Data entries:
··········
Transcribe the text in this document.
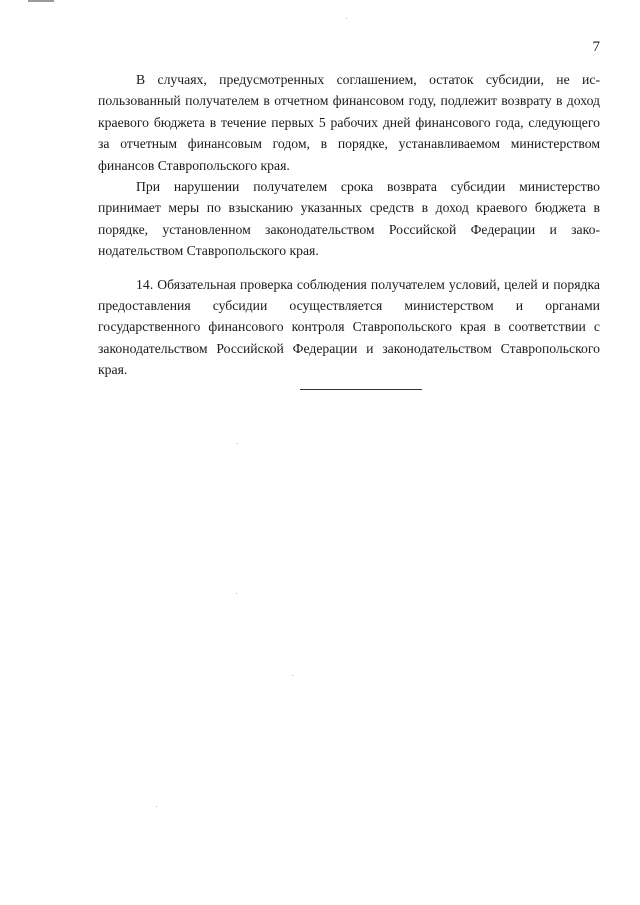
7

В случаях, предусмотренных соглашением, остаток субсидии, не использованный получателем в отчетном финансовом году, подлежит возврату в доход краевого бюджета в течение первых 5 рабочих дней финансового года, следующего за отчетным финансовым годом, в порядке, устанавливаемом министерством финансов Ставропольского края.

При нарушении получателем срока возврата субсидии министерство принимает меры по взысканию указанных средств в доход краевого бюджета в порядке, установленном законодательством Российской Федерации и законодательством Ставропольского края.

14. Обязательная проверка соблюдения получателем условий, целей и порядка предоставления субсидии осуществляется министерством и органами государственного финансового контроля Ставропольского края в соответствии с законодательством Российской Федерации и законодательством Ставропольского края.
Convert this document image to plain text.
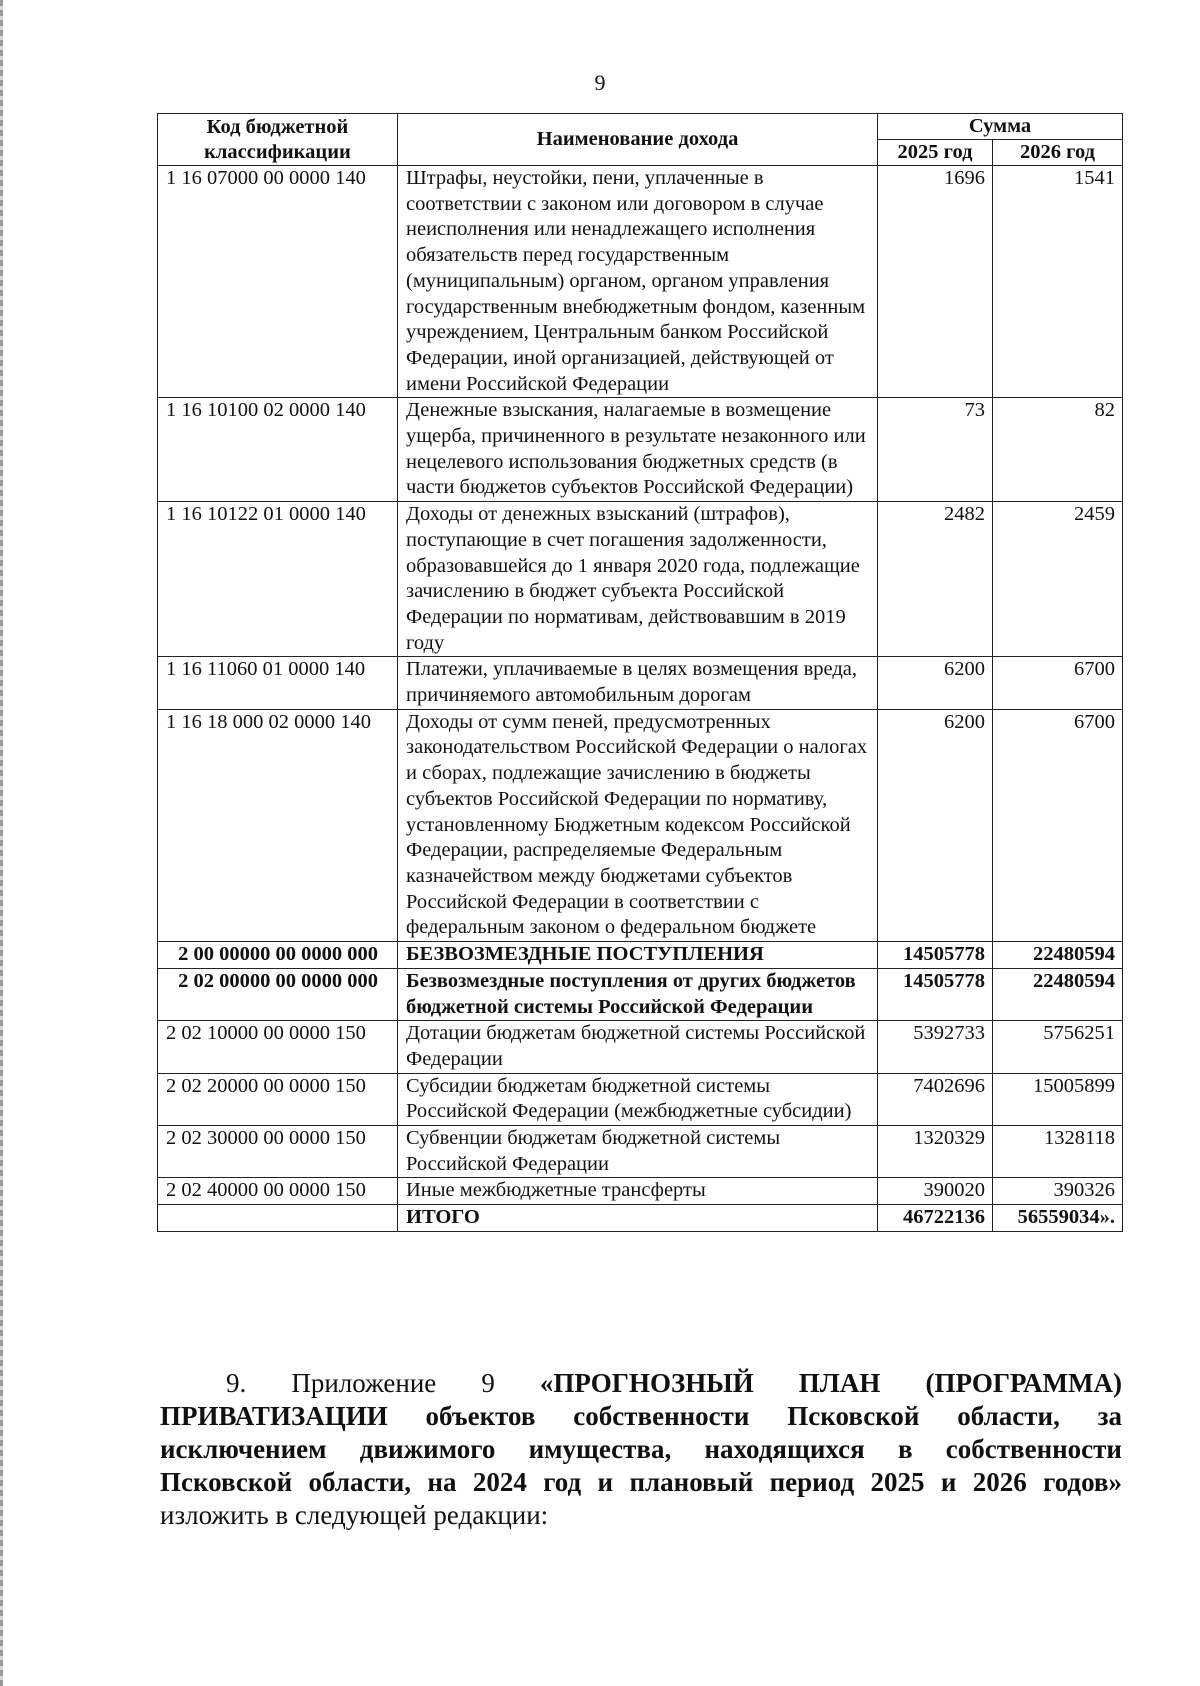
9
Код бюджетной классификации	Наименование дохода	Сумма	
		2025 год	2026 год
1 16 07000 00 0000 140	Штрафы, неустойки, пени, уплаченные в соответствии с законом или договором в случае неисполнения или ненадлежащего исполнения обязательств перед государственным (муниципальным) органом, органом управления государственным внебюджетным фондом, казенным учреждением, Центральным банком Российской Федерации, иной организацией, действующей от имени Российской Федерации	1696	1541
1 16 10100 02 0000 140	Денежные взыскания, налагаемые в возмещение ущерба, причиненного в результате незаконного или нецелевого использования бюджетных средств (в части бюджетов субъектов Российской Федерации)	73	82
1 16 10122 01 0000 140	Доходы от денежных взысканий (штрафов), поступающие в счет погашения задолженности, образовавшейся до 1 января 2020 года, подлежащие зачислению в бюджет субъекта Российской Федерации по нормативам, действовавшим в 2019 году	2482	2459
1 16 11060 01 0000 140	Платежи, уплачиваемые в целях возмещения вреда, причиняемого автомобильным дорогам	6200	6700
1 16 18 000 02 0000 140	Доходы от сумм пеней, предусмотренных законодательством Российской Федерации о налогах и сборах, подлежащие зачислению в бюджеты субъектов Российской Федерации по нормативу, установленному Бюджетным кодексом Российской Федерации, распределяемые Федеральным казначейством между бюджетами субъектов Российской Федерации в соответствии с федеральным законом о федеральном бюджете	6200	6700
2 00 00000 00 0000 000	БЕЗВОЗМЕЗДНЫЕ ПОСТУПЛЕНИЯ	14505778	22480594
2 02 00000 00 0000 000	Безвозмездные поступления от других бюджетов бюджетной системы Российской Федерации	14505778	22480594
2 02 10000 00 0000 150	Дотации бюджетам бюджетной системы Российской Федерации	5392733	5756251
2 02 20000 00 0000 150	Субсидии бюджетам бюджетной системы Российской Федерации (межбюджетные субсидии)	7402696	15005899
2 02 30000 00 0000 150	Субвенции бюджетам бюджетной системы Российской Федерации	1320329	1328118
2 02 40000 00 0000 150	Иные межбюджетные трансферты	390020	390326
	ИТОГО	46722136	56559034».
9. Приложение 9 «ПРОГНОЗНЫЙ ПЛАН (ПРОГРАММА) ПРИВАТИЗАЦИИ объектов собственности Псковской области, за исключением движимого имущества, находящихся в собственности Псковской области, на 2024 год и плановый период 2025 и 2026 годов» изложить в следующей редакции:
··········
Stated goal: What number of lines in the records contain the word "this"? Answer with that number alone.

Task output: 2